Aim of the exercise - Search the records for the word "Media" and pick out every line that has it.

Dataset records -
------------------------------

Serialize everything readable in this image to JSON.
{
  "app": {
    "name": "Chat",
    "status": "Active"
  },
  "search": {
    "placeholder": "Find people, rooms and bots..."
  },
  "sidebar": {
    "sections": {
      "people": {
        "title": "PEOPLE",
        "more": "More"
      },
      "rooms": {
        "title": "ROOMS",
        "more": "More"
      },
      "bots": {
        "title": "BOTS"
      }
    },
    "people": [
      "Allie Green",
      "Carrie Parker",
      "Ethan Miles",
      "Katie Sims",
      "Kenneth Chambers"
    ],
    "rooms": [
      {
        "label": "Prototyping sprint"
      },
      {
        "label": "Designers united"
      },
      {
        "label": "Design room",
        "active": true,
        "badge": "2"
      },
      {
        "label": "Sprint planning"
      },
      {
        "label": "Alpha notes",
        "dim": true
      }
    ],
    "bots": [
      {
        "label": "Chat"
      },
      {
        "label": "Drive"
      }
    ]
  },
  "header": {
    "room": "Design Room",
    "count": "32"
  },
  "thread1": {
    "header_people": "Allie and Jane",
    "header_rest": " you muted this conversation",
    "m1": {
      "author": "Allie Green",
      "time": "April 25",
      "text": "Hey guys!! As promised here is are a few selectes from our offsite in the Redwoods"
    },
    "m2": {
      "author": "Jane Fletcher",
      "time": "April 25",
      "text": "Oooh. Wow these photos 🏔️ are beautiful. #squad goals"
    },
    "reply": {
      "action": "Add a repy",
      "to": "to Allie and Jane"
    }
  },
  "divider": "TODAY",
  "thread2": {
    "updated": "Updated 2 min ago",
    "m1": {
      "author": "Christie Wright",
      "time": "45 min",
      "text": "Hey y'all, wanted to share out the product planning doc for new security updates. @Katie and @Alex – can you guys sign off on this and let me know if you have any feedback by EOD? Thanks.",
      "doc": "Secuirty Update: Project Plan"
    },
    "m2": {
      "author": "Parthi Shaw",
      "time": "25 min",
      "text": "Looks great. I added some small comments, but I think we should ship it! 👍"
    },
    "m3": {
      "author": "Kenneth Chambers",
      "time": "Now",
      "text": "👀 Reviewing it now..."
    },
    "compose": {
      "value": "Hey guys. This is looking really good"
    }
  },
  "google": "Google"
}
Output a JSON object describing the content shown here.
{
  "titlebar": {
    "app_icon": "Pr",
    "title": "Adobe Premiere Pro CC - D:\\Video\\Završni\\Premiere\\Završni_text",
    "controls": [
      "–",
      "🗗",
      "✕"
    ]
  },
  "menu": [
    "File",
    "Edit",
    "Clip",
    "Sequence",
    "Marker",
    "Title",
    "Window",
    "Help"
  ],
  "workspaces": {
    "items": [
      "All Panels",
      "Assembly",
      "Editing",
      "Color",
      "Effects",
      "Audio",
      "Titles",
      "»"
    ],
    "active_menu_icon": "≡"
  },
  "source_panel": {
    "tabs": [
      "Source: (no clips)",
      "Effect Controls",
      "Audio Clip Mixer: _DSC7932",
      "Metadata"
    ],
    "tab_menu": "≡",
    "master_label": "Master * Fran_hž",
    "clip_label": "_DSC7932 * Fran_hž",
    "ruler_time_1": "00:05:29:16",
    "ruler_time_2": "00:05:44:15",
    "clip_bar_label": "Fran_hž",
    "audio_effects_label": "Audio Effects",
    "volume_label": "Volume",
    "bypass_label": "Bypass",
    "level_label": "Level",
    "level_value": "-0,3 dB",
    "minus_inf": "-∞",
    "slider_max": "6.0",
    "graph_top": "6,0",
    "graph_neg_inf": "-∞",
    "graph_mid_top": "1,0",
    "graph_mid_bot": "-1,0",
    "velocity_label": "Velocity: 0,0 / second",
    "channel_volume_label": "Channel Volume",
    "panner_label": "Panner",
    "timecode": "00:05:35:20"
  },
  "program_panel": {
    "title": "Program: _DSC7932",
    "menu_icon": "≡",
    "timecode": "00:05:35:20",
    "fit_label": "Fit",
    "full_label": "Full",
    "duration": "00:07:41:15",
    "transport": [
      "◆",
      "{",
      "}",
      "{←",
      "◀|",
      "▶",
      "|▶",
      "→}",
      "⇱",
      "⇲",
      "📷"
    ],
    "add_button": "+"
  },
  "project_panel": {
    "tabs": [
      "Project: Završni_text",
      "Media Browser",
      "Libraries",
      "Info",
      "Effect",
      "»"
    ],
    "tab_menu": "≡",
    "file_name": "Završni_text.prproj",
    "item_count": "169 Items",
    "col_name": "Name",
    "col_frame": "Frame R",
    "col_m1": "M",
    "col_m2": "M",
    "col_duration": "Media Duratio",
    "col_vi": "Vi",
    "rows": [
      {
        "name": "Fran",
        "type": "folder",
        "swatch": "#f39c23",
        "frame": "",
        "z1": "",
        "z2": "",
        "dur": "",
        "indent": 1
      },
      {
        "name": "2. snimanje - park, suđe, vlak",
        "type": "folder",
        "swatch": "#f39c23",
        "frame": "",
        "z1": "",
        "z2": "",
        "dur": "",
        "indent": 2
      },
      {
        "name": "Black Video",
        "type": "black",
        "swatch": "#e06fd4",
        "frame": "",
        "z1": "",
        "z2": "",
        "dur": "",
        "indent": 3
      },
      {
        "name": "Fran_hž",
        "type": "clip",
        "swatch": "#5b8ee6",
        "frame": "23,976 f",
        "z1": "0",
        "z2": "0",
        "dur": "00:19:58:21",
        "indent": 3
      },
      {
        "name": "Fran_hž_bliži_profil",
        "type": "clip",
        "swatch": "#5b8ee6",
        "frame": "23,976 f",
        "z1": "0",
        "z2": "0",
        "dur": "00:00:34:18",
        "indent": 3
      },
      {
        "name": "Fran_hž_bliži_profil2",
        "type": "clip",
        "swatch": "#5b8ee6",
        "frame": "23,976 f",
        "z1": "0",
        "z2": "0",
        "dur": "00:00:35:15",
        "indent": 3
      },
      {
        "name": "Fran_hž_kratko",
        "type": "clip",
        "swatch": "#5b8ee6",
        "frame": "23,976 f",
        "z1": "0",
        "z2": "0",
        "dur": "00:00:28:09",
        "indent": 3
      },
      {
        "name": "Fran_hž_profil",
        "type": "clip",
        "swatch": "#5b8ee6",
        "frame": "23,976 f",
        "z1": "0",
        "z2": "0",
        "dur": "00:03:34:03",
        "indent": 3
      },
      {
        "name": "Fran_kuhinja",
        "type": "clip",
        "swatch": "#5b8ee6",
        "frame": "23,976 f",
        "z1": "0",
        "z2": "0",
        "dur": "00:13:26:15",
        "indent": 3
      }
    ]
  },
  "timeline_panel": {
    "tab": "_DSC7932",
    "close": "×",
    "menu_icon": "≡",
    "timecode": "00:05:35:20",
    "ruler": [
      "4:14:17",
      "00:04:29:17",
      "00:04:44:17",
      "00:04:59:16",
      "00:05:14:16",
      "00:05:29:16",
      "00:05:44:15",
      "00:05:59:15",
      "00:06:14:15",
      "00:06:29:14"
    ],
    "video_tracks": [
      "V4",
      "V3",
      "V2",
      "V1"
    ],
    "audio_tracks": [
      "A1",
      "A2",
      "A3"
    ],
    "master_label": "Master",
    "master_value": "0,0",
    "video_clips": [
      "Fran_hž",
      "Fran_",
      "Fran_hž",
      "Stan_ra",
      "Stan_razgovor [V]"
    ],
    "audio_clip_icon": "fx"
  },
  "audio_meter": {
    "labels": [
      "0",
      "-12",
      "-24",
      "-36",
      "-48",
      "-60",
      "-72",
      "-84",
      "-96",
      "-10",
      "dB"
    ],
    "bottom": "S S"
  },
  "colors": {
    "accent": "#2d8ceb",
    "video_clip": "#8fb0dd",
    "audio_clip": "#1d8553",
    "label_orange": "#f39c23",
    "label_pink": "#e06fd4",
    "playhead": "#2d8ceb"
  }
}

------------------------------

Task output -
      "Media Browser",
    "col_duration": "Media Duratio",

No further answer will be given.